[Begin Listed entries]

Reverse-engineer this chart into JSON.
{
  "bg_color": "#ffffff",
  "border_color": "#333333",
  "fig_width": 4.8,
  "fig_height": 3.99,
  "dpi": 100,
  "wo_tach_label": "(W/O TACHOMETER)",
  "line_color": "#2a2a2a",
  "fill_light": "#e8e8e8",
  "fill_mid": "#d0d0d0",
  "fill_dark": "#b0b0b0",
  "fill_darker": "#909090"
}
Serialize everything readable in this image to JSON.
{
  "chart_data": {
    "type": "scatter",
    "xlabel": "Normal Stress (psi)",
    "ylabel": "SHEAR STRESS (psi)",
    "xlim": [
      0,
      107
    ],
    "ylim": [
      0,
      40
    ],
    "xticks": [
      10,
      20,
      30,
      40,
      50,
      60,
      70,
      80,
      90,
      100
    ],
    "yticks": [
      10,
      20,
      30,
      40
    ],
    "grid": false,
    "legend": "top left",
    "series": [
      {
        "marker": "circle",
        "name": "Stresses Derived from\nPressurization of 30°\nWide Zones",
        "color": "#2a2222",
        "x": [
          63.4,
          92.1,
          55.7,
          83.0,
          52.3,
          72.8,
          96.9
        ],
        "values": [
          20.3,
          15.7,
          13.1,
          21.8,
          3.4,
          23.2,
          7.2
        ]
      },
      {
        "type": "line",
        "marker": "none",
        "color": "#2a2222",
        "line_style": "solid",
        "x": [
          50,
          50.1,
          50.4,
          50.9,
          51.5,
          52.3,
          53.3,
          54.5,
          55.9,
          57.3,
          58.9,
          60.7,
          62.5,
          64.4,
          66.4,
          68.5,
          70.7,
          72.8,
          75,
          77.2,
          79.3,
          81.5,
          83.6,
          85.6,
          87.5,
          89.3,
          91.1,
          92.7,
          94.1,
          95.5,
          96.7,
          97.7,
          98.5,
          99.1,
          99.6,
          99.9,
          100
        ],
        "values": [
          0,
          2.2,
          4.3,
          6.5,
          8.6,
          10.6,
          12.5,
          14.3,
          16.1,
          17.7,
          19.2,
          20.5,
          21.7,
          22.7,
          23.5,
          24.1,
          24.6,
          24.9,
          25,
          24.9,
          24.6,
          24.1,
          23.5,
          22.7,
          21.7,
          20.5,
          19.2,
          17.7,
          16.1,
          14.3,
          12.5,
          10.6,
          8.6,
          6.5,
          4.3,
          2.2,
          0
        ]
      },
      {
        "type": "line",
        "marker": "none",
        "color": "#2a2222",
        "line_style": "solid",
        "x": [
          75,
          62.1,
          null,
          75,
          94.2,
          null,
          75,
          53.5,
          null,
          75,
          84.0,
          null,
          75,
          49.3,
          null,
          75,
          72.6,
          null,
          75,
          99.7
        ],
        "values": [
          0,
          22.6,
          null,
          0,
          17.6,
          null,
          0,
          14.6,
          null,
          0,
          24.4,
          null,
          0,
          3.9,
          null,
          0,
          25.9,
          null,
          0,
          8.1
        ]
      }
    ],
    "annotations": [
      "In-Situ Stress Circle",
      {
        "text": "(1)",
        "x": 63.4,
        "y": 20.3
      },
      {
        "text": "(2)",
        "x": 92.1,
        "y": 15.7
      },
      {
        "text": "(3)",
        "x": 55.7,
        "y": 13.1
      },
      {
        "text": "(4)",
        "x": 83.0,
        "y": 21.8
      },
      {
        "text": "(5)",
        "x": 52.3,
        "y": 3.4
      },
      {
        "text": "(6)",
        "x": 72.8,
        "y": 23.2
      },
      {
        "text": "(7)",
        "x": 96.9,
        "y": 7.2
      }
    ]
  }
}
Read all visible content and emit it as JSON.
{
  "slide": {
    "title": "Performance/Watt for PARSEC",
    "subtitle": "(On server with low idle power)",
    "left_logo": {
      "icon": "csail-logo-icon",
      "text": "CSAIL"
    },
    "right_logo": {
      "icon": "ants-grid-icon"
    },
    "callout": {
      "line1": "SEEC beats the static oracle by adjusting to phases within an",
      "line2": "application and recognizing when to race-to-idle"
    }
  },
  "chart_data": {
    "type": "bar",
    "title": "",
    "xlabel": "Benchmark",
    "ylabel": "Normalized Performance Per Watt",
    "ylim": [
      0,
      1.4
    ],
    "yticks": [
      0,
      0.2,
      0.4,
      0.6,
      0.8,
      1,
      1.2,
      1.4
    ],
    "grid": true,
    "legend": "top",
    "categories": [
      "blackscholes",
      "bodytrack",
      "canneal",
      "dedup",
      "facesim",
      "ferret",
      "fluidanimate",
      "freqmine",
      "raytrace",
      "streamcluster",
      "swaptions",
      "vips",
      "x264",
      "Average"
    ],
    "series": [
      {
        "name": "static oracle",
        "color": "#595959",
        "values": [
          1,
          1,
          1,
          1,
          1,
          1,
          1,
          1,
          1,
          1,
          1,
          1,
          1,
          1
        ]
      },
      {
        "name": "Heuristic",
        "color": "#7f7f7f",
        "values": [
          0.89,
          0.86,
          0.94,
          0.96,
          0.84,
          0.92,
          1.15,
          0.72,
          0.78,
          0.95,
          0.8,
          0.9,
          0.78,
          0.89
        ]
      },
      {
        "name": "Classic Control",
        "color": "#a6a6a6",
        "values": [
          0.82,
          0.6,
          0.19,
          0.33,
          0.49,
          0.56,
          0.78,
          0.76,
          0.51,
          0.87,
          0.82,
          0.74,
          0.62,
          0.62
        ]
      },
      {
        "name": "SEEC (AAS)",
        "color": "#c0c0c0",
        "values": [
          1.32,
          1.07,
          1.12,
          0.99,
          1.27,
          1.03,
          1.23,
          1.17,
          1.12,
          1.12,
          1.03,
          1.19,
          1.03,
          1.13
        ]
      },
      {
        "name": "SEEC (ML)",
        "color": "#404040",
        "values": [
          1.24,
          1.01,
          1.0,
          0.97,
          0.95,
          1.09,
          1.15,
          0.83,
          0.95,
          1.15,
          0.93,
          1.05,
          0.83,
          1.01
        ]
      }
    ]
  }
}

[End Listed entries]

=== Written instruction ===
Restate each of the entries above verbatim.

=== Expected answer ===
Reverse-engineer this chart into JSON.
{
  "bg_color": "#ffffff",
  "border_color": "#333333",
  "fig_width": 4.8,
  "fig_height": 3.99,
  "dpi": 100,
  "wo_tach_label": "(W/O TACHOMETER)",
  "line_color": "#2a2a2a",
  "fill_light": "#e8e8e8",
  "fill_mid": "#d0d0d0",
  "fill_dark": "#b0b0b0",
  "fill_darker": "#909090"
}
Serialize everything readable in this image to JSON.
{
  "chart_data": {
    "type": "scatter",
    "xlabel": "Normal Stress (psi)",
    "ylabel": "SHEAR STRESS (psi)",
    "xlim": [
      0,
      107
    ],
    "ylim": [
      0,
      40
    ],
    "xticks": [
      10,
      20,
      30,
      40,
      50,
      60,
      70,
      80,
      90,
      100
    ],
    "yticks": [
      10,
      20,
      30,
      40
    ],
    "grid": false,
    "legend": "top left",
    "series": [
      {
        "marker": "circle",
        "name": "Stresses Derived from\nPressurization of 30°\nWide Zones",
        "color": "#2a2222",
        "x": [
          63.4,
          92.1,
          55.7,
          83.0,
          52.3,
          72.8,
          96.9
        ],
        "values": [
          20.3,
          15.7,
          13.1,
          21.8,
          3.4,
          23.2,
          7.2
        ]
      },
      {
        "type": "line",
        "marker": "none",
        "color": "#2a2222",
        "line_style": "solid",
        "x": [
          50,
          50.1,
          50.4,
          50.9,
          51.5,
          52.3,
          53.3,
          54.5,
          55.9,
          57.3,
          58.9,
          60.7,
          62.5,
          64.4,
          66.4,
          68.5,
          70.7,
          72.8,
          75,
          77.2,
          79.3,
          81.5,
          83.6,
          85.6,
          87.5,
          89.3,
          91.1,
          92.7,
          94.1,
          95.5,
          96.7,
          97.7,
          98.5,
          99.1,
          99.6,
          99.9,
          100
        ],
        "values": [
          0,
          2.2,
          4.3,
          6.5,
          8.6,
          10.6,
          12.5,
          14.3,
          16.1,
          17.7,
          19.2,
          20.5,
          21.7,
          22.7,
          23.5,
          24.1,
          24.6,
          24.9,
          25,
          24.9,
          24.6,
          24.1,
          23.5,
          22.7,
          21.7,
          20.5,
          19.2,
          17.7,
          16.1,
          14.3,
          12.5,
          10.6,
          8.6,
          6.5,
          4.3,
          2.2,
          0
        ]
      },
      {
        "type": "line",
        "marker": "none",
        "color": "#2a2222",
        "line_style": "solid",
        "x": [
          75,
          62.1,
          null,
          75,
          94.2,
          null,
          75,
          53.5,
          null,
          75,
          84.0,
          null,
          75,
          49.3,
          null,
          75,
          72.6,
          null,
          75,
          99.7
        ],
        "values": [
          0,
          22.6,
          null,
          0,
          17.6,
          null,
          0,
          14.6,
          null,
          0,
          24.4,
          null,
          0,
          3.9,
          null,
          0,
          25.9,
          null,
          0,
          8.1
        ]
      }
    ],
    "annotations": [
      "In-Situ Stress Circle",
      {
        "text": "(1)",
        "x": 63.4,
        "y": 20.3
      },
      {
        "text": "(2)",
        "x": 92.1,
        "y": 15.7
      },
      {
        "text": "(3)",
        "x": 55.7,
        "y": 13.1
      },
      {
        "text": "(4)",
        "x": 83.0,
        "y": 21.8
      },
      {
        "text": "(5)",
        "x": 52.3,
        "y": 3.4
      },
      {
        "text": "(6)",
        "x": 72.8,
        "y": 23.2
      },
      {
        "text": "(7)",
        "x": 96.9,
        "y": 7.2
      }
    ]
  }
}
Read all visible content and emit it as JSON.
{
  "slide": {
    "title": "Performance/Watt for PARSEC",
    "subtitle": "(On server with low idle power)",
    "left_logo": {
      "icon": "csail-logo-icon",
      "text": "CSAIL"
    },
    "right_logo": {
      "icon": "ants-grid-icon"
    },
    "callout": {
      "line1": "SEEC beats the static oracle by adjusting to phases within an",
      "line2": "application and recognizing when to race-to-idle"
    }
  },
  "chart_data": {
    "type": "bar",
    "title": "",
    "xlabel": "Benchmark",
    "ylabel": "Normalized Performance Per Watt",
    "ylim": [
      0,
      1.4
    ],
    "yticks": [
      0,
      0.2,
      0.4,
      0.6,
      0.8,
      1,
      1.2,
      1.4
    ],
    "grid": true,
    "legend": "top",
    "categories": [
      "blackscholes",
      "bodytrack",
      "canneal",
      "dedup",
      "facesim",
      "ferret",
      "fluidanimate",
      "freqmine",
      "raytrace",
      "streamcluster",
      "swaptions",
      "vips",
      "x264",
      "Average"
    ],
    "series": [
      {
        "name": "static oracle",
        "color": "#595959",
        "values": [
          1,
          1,
          1,
          1,
          1,
          1,
          1,
          1,
          1,
          1,
          1,
          1,
          1,
          1
        ]
      },
      {
        "name": "Heuristic",
        "color": "#7f7f7f",
        "values": [
          0.89,
          0.86,
          0.94,
          0.96,
          0.84,
          0.92,
          1.15,
          0.72,
          0.78,
          0.95,
          0.8,
          0.9,
          0.78,
          0.89
        ]
      },
      {
        "name": "Classic Control",
        "color": "#a6a6a6",
        "values": [
          0.82,
          0.6,
          0.19,
          0.33,
          0.49,
          0.56,
          0.78,
          0.76,
          0.51,
          0.87,
          0.82,
          0.74,
          0.62,
          0.62
        ]
      },
      {
        "name": "SEEC (AAS)",
        "color": "#c0c0c0",
        "values": [
          1.32,
          1.07,
          1.12,
          0.99,
          1.27,
          1.03,
          1.23,
          1.17,
          1.12,
          1.12,
          1.03,
          1.19,
          1.03,
          1.13
        ]
      },
      {
        "name": "SEEC (ML)",
        "color": "#404040",
        "values": [
          1.24,
          1.01,
          1.0,
          0.97,
          0.95,
          1.09,
          1.15,
          0.83,
          0.95,
          1.15,
          0.93,
          1.05,
          0.83,
          1.01
        ]
      }
    ]
  }
}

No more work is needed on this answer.